Figure record extracts:
● ● ● ● ●
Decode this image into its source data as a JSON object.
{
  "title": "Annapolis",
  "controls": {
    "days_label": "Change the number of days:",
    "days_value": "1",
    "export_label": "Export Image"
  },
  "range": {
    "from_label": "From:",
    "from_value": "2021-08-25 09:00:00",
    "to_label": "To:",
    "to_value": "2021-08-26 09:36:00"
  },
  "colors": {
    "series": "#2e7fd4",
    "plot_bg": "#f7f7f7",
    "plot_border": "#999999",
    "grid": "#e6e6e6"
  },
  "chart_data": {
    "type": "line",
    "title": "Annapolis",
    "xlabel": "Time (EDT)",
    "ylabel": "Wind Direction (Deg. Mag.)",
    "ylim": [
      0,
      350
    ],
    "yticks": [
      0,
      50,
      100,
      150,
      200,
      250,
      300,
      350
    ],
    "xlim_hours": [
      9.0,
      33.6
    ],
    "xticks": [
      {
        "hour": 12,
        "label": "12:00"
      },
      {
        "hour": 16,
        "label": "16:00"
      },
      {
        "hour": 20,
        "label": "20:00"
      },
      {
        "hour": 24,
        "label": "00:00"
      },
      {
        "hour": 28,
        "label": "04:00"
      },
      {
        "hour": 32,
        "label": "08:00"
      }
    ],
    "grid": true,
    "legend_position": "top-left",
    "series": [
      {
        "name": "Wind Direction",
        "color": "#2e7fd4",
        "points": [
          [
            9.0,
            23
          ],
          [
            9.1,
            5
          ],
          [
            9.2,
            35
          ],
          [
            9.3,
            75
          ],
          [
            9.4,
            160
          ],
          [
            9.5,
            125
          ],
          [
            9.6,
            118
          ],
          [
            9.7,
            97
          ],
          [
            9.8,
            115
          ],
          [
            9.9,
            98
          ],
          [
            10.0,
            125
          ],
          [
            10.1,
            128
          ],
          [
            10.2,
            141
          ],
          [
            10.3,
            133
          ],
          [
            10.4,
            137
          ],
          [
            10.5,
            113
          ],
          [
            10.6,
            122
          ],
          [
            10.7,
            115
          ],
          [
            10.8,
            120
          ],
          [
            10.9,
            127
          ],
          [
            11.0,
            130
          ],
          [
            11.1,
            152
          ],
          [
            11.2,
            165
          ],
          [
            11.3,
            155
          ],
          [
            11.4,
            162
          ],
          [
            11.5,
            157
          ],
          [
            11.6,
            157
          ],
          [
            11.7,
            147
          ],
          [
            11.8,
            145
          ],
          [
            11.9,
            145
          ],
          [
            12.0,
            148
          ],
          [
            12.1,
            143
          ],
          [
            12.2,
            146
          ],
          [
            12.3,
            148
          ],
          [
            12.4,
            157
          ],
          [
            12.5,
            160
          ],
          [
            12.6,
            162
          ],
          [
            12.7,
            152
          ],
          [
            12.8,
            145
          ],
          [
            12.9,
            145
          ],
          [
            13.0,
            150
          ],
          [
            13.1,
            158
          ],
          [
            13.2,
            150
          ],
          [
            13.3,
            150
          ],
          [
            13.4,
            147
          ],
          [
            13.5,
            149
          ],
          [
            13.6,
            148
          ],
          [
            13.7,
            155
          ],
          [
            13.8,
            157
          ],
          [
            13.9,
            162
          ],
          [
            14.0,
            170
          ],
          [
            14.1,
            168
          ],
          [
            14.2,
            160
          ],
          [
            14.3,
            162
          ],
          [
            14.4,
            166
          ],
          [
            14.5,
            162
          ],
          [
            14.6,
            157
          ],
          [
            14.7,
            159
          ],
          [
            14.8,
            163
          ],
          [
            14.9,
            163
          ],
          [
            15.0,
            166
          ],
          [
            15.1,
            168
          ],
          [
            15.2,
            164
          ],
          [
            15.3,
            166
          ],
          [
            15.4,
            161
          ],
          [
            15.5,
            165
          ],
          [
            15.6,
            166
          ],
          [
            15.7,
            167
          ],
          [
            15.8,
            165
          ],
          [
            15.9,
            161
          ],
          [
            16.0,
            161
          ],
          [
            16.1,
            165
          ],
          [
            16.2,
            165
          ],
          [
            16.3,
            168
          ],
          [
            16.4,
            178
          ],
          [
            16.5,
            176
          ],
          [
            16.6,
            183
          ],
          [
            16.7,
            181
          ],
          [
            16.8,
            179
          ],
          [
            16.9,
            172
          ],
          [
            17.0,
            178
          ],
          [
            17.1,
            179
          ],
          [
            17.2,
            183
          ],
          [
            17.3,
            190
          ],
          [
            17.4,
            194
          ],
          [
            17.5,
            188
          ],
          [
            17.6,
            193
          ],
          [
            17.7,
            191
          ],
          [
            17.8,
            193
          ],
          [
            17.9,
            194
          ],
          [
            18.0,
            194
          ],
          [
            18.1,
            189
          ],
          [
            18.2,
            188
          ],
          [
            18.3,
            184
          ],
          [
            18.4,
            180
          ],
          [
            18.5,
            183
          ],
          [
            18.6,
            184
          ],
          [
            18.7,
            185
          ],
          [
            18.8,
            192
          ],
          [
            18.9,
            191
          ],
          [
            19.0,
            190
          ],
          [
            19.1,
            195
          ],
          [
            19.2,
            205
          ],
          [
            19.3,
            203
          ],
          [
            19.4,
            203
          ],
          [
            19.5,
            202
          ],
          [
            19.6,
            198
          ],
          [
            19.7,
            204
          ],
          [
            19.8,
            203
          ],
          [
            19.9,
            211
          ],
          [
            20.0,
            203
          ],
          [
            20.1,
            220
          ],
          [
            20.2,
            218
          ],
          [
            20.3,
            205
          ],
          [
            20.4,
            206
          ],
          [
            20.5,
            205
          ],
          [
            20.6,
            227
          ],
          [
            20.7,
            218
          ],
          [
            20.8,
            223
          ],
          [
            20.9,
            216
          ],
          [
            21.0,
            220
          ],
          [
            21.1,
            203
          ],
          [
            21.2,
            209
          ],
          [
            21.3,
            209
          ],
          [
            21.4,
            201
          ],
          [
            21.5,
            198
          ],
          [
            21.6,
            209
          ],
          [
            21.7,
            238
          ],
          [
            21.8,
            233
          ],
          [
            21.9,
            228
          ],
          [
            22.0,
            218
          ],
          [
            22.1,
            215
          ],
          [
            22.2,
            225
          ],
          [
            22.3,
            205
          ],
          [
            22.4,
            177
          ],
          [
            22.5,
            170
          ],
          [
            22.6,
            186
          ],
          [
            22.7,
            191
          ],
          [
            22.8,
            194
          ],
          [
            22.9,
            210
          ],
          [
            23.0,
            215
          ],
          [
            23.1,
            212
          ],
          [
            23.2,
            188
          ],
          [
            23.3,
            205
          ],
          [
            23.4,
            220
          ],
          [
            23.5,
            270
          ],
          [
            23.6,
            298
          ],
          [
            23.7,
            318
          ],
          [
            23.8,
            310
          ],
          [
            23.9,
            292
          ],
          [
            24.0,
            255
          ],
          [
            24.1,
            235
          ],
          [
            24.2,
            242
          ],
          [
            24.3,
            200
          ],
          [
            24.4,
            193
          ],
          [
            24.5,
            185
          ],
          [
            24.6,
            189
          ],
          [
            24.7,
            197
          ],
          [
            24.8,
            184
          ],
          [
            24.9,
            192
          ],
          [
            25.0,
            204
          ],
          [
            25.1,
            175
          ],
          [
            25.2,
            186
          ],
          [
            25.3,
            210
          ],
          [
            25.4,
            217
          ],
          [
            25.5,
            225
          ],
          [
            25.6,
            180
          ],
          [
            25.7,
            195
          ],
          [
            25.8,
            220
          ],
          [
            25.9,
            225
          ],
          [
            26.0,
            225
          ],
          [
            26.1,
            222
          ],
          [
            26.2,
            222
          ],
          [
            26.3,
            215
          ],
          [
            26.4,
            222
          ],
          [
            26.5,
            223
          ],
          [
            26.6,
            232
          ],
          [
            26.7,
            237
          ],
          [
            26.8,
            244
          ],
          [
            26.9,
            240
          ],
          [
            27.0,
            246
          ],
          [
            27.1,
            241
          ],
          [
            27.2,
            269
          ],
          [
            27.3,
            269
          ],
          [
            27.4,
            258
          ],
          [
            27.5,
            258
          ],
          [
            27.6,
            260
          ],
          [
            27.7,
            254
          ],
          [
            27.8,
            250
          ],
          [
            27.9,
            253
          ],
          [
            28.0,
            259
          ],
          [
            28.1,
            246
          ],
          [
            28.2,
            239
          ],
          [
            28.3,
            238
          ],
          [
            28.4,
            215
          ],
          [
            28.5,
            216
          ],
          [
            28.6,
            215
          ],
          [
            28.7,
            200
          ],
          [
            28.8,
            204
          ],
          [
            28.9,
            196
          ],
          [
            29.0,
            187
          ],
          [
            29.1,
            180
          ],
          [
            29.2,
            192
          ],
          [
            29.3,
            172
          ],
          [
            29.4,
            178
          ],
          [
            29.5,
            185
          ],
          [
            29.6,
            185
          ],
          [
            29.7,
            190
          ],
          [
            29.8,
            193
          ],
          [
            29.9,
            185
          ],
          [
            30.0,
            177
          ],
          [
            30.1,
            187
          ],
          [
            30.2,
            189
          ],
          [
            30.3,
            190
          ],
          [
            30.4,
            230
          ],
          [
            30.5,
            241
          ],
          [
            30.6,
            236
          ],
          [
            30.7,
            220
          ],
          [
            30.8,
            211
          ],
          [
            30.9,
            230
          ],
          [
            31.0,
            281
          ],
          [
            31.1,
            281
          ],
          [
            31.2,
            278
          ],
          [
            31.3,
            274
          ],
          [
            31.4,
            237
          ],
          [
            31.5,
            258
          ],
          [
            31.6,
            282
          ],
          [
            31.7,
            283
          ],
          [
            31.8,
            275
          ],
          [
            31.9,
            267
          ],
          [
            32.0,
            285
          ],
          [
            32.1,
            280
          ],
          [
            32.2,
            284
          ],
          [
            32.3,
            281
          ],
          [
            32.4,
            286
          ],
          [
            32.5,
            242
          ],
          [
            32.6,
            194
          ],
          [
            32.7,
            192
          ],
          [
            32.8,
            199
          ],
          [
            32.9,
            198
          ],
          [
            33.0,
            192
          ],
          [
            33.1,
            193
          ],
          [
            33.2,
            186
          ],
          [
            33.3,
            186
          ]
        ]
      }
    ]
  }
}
● ● ● ● ●
**EXERCISE PROMPT**
For the listing above, identify each line bearing "Wind".

**EXERCISE RESULT**
    "ylabel": "Wind Direction (Deg. Mag.)",
        "name": "Wind Direction",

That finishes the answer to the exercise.